• [Record excerpts]
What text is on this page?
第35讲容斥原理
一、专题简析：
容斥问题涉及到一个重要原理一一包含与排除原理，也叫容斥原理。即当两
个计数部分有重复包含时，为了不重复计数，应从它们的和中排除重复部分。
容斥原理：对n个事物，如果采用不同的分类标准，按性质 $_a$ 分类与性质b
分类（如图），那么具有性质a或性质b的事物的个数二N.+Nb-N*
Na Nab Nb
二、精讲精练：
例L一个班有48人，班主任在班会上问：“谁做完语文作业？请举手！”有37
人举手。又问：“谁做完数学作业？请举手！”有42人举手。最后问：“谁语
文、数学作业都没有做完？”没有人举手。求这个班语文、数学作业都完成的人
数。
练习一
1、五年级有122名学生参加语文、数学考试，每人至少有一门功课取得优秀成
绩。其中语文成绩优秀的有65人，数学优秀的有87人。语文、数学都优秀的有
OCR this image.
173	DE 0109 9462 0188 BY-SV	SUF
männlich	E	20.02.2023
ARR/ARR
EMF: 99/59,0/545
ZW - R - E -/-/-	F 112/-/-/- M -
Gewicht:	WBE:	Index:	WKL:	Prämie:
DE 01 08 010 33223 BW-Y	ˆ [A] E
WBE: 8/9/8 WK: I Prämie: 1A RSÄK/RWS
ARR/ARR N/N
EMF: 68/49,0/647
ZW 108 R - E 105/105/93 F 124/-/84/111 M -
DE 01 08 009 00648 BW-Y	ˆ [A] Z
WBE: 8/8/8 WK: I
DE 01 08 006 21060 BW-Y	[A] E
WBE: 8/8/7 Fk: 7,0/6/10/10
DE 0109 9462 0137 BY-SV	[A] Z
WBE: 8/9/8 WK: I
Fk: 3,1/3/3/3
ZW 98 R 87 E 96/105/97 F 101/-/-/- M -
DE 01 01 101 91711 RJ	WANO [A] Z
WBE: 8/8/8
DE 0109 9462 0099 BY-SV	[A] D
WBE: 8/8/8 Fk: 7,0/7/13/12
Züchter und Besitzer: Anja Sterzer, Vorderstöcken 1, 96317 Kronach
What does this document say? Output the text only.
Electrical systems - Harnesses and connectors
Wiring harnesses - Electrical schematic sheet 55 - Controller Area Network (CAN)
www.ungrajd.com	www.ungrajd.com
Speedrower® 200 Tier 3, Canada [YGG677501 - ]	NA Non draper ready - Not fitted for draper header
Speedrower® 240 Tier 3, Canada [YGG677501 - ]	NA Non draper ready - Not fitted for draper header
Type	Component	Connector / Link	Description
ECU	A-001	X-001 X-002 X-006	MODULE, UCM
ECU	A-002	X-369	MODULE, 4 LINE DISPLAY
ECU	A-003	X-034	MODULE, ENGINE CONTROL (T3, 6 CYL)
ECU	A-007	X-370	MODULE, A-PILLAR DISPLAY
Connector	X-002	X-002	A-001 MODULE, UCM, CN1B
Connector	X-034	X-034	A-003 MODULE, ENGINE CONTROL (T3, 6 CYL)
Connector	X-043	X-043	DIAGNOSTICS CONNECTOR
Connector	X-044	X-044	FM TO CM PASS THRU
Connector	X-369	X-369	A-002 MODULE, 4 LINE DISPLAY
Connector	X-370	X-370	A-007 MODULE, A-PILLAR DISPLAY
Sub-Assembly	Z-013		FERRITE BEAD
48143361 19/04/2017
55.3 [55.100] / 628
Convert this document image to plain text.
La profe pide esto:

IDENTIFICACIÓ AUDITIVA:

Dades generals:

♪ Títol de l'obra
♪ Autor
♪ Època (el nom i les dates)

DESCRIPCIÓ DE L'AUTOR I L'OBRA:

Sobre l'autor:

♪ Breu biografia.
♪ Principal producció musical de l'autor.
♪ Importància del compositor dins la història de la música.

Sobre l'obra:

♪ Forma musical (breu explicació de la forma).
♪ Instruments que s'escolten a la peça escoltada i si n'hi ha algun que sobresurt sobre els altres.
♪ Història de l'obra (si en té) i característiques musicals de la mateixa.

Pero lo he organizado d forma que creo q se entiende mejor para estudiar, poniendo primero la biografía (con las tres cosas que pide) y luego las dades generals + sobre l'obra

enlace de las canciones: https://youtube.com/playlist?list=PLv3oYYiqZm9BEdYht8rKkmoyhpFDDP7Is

• [Task requirements] Every record shown above must be echoed exactly.

• [Solution below]
What text is on this page?
第35讲容斥原理
一、专题简析：
容斥问题涉及到一个重要原理一一包含与排除原理，也叫容斥原理。即当两
个计数部分有重复包含时，为了不重复计数，应从它们的和中排除重复部分。
容斥原理：对n个事物，如果采用不同的分类标准，按性质 $_a$ 分类与性质b
分类（如图），那么具有性质a或性质b的事物的个数二N.+Nb-N*
Na Nab Nb
二、精讲精练：
例L一个班有48人，班主任在班会上问：“谁做完语文作业？请举手！”有37
人举手。又问：“谁做完数学作业？请举手！”有42人举手。最后问：“谁语
文、数学作业都没有做完？”没有人举手。求这个班语文、数学作业都完成的人
数。
练习一
1、五年级有122名学生参加语文、数学考试，每人至少有一门功课取得优秀成
绩。其中语文成绩优秀的有65人，数学优秀的有87人。语文、数学都优秀的有
OCR this image.
173	DE 0109 9462 0188 BY-SV	SUF
männlich	E	20.02.2023
ARR/ARR
EMF: 99/59,0/545
ZW - R - E -/-/-	F 112/-/-/- M -
Gewicht:	WBE:	Index:	WKL:	Prämie:
DE 01 08 010 33223 BW-Y	ˆ [A] E
WBE: 8/9/8 WK: I Prämie: 1A RSÄK/RWS
ARR/ARR N/N
EMF: 68/49,0/647
ZW 108 R - E 105/105/93 F 124/-/84/111 M -
DE 01 08 009 00648 BW-Y	ˆ [A] Z
WBE: 8/8/8 WK: I
DE 01 08 006 21060 BW-Y	[A] E
WBE: 8/8/7 Fk: 7,0/6/10/10
DE 0109 9462 0137 BY-SV	[A] Z
WBE: 8/9/8 WK: I
Fk: 3,1/3/3/3
ZW 98 R 87 E 96/105/97 F 101/-/-/- M -
DE 01 01 101 91711 RJ	WANO [A] Z
WBE: 8/8/8
DE 0109 9462 0099 BY-SV	[A] D
WBE: 8/8/8 Fk: 7,0/7/13/12
Züchter und Besitzer: Anja Sterzer, Vorderstöcken 1, 96317 Kronach
What does this document say? Output the text only.
Electrical systems - Harnesses and connectors
Wiring harnesses - Electrical schematic sheet 55 - Controller Area Network (CAN)
www.ungrajd.com	www.ungrajd.com
Speedrower® 200 Tier 3, Canada [YGG677501 - ]	NA Non draper ready - Not fitted for draper header
Speedrower® 240 Tier 3, Canada [YGG677501 - ]	NA Non draper ready - Not fitted for draper header
Type	Component	Connector / Link	Description
ECU	A-001	X-001 X-002 X-006	MODULE, UCM
ECU	A-002	X-369	MODULE, 4 LINE DISPLAY
ECU	A-003	X-034	MODULE, ENGINE CONTROL (T3, 6 CYL)
ECU	A-007	X-370	MODULE, A-PILLAR DISPLAY
Connector	X-002	X-002	A-001 MODULE, UCM, CN1B
Connector	X-034	X-034	A-003 MODULE, ENGINE CONTROL (T3, 6 CYL)
Connector	X-043	X-043	DIAGNOSTICS CONNECTOR
Connector	X-044	X-044	FM TO CM PASS THRU
Connector	X-369	X-369	A-002 MODULE, 4 LINE DISPLAY
Connector	X-370	X-370	A-007 MODULE, A-PILLAR DISPLAY
Sub-Assembly	Z-013		FERRITE BEAD
48143361 19/04/2017
55.3 [55.100] / 628
Convert this document image to plain text.
La profe pide esto:

IDENTIFICACIÓ AUDITIVA:

Dades generals:

♪ Títol de l'obra
♪ Autor
♪ Època (el nom i les dates)

DESCRIPCIÓ DE L'AUTOR I L'OBRA:

Sobre l'autor:

♪ Breu biografia.
♪ Principal producció musical de l'autor.
♪ Importància del compositor dins la història de la música.

Sobre l'obra:

♪ Forma musical (breu explicació de la forma).
♪ Instruments que s'escolten a la peça escoltada i si n'hi ha algun que sobresurt sobre els altres.
♪ Història de l'obra (si en té) i característiques musicals de la mateixa.

Pero lo he organizado d forma que creo q se entiende mejor para estudiar, poniendo primero la biografía (con las tres cosas que pide) y luego las dades generals + sobre l'obra

enlace de las canciones: https://youtube.com/playlist?list=PLv3oYYiqZm9BEdYht8rKkmoyhpFDDP7Is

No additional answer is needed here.